#### [Extracted information]
** begin **

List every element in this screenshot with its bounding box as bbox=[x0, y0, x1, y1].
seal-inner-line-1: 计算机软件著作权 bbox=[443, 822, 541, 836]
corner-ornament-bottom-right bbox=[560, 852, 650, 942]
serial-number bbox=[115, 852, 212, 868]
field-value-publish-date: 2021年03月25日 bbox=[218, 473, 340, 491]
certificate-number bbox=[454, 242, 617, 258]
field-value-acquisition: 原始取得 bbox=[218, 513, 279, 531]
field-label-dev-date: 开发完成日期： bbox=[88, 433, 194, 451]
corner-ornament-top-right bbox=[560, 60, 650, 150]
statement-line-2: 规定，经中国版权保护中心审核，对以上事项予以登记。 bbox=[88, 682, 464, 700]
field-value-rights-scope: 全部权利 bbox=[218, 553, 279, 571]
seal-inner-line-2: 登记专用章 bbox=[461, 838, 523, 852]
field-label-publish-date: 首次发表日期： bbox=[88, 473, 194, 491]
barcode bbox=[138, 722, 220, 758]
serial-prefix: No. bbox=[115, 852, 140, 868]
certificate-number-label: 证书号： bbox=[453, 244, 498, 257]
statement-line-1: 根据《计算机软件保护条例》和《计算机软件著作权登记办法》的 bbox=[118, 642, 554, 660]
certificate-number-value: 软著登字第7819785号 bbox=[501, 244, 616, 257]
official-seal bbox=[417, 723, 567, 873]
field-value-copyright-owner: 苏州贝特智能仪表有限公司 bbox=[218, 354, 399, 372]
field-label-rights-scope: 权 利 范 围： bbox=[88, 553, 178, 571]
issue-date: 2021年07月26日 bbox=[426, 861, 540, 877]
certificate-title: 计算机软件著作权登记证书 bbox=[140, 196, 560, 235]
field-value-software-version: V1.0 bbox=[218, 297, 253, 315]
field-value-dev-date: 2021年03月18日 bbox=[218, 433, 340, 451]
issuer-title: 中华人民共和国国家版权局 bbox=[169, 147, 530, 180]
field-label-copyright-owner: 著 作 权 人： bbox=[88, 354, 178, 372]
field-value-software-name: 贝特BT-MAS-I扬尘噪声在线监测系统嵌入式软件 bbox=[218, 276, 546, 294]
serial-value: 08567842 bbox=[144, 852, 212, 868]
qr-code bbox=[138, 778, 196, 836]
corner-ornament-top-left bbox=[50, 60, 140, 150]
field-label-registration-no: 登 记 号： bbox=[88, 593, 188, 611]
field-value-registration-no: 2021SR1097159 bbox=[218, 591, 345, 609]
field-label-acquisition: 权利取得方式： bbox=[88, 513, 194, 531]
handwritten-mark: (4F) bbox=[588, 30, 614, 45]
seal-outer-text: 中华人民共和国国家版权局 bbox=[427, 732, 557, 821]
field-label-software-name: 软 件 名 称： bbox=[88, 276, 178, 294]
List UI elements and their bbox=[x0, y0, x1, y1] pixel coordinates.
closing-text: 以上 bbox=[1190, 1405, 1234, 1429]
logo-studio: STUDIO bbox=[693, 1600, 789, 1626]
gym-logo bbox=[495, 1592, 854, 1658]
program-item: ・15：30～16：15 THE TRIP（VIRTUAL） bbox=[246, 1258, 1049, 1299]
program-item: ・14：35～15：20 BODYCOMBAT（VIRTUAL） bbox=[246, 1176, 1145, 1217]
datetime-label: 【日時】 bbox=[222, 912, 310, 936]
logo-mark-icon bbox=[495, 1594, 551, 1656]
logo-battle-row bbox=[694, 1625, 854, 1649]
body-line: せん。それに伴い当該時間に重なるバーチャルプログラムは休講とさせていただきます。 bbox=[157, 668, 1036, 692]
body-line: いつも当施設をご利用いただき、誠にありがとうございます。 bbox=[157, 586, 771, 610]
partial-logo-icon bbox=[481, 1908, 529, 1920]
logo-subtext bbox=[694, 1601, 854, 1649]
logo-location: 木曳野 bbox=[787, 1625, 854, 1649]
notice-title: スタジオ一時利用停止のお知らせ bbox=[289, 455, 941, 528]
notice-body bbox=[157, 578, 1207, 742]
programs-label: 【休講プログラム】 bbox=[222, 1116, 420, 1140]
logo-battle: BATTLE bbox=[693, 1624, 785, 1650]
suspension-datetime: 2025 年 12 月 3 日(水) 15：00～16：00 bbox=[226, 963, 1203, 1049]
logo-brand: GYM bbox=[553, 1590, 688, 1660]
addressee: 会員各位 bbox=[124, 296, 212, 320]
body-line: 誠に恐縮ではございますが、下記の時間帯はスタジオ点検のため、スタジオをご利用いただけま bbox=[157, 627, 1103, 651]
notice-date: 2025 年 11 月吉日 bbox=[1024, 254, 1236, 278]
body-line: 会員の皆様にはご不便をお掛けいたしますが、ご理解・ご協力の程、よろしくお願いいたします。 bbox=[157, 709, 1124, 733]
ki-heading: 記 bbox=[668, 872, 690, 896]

** end **

#### [Set exercise]
Arrange every line of the listing above as a numbered list, leaving out any blank lines.

#### [Result for this exercise]
1. List every element in this screenshot with its bounding box as bbox=[x0, y0, x1, y1].
2. seal-inner-line-1: 计算机软件著作权 bbox=[443, 822, 541, 836]
3. corner-ornament-bottom-right bbox=[560, 852, 650, 942]
4. serial-number bbox=[115, 852, 212, 868]
5. field-value-publish-date: 2021年03月25日 bbox=[218, 473, 340, 491]
6. certificate-number bbox=[454, 242, 617, 258]
7. field-value-acquisition: 原始取得 bbox=[218, 513, 279, 531]
8. field-label-dev-date: 开发完成日期： bbox=[88, 433, 194, 451]
9. corner-ornament-top-right bbox=[560, 60, 650, 150]
10. statement-line-2: 规定，经中国版权保护中心审核，对以上事项予以登记。 bbox=[88, 682, 464, 700]
11. field-value-rights-scope: 全部权利 bbox=[218, 553, 279, 571]
12. seal-inner-line-2: 登记专用章 bbox=[461, 838, 523, 852]
13. field-label-publish-date: 首次发表日期： bbox=[88, 473, 194, 491]
14. barcode bbox=[138, 722, 220, 758]
15. serial-prefix: No. bbox=[115, 852, 140, 868]
16. certificate-number-label: 证书号： bbox=[453, 244, 498, 257]
17. statement-line-1: 根据《计算机软件保护条例》和《计算机软件著作权登记办法》的 bbox=[118, 642, 554, 660]
18. certificate-number-value: 软著登字第7819785号 bbox=[501, 244, 616, 257]
19. official-seal bbox=[417, 723, 567, 873]
20. field-value-copyright-owner: 苏州贝特智能仪表有限公司 bbox=[218, 354, 399, 372]
21. field-label-rights-scope: 权 利 范 围： bbox=[88, 553, 178, 571]
22. issue-date: 2021年07月26日 bbox=[426, 861, 540, 877]
23. certificate-title: 计算机软件著作权登记证书 bbox=[140, 196, 560, 235]
24. field-value-software-version: V1.0 bbox=[218, 297, 253, 315]
25. field-value-dev-date: 2021年03月18日 bbox=[218, 433, 340, 451]
26. issuer-title: 中华人民共和国国家版权局 bbox=[169, 147, 530, 180]
27. field-label-copyright-owner: 著 作 权 人： bbox=[88, 354, 178, 372]
28. field-value-software-name: 贝特BT-MAS-I扬尘噪声在线监测系统嵌入式软件 bbox=[218, 276, 546, 294]
29. serial-value: 08567842 bbox=[144, 852, 212, 868]
30. qr-code bbox=[138, 778, 196, 836]
31. corner-ornament-top-left bbox=[50, 60, 140, 150]
32. field-label-registration-no: 登 记 号： bbox=[88, 593, 188, 611]
33. field-value-registration-no: 2021SR1097159 bbox=[218, 591, 345, 609]
34. field-label-acquisition: 权利取得方式： bbox=[88, 513, 194, 531]
35. handwritten-mark: (4F) bbox=[588, 30, 614, 45]
36. seal-outer-text: 中华人民共和国国家版权局 bbox=[427, 732, 557, 821]
37. field-label-software-name: 软 件 名 称： bbox=[88, 276, 178, 294]
38. List UI elements and their bbox=[x0, y0, x1, y1] pixel coordinates.
39. closing-text: 以上 bbox=[1190, 1405, 1234, 1429]
40. logo-studio: STUDIO bbox=[693, 1600, 789, 1626]
41. gym-logo bbox=[495, 1592, 854, 1658]
42. program-item: ・15：30～16：15 THE TRIP（VIRTUAL） bbox=[246, 1258, 1049, 1299]
43. program-item: ・14：35～15：20 BODYCOMBAT（VIRTUAL） bbox=[246, 1176, 1145, 1217]
44. datetime-label: 【日時】 bbox=[222, 912, 310, 936]
45. logo-mark-icon bbox=[495, 1594, 551, 1656]
46. logo-battle-row bbox=[694, 1625, 854, 1649]
47. body-line: せん。それに伴い当該時間に重なるバーチャルプログラムは休講とさせていただきます。 bbox=[157, 668, 1036, 692]
48. body-line: いつも当施設をご利用いただき、誠にありがとうございます。 bbox=[157, 586, 771, 610]
49. partial-logo-icon bbox=[481, 1908, 529, 1920]
50. logo-subtext bbox=[694, 1601, 854, 1649]
51. logo-location: 木曳野 bbox=[787, 1625, 854, 1649]
52. notice-title: スタジオ一時利用停止のお知らせ bbox=[289, 455, 941, 528]
53. notice-body bbox=[157, 578, 1207, 742]
54. programs-label: 【休講プログラム】 bbox=[222, 1116, 420, 1140]
55. logo-battle: BATTLE bbox=[693, 1624, 785, 1650]
56. suspension-datetime: 2025 年 12 月 3 日(水) 15：00～16：00 bbox=[226, 963, 1203, 1049]
57. logo-brand: GYM bbox=[553, 1590, 688, 1660]
58. addressee: 会員各位 bbox=[124, 296, 212, 320]
59. body-line: 誠に恐縮ではございますが、下記の時間帯はスタジオ点検のため、スタジオをご利用いただけま bbox=[157, 627, 1103, 651]
60. notice-date: 2025 年 11 月吉日 bbox=[1024, 254, 1236, 278]
61. body-line: 会員の皆様にはご不便をお掛けいたしますが、ご理解・ご協力の程、よろしくお願いいたします。 bbox=[157, 709, 1124, 733]
62. ki-heading: 記 bbox=[668, 872, 690, 896]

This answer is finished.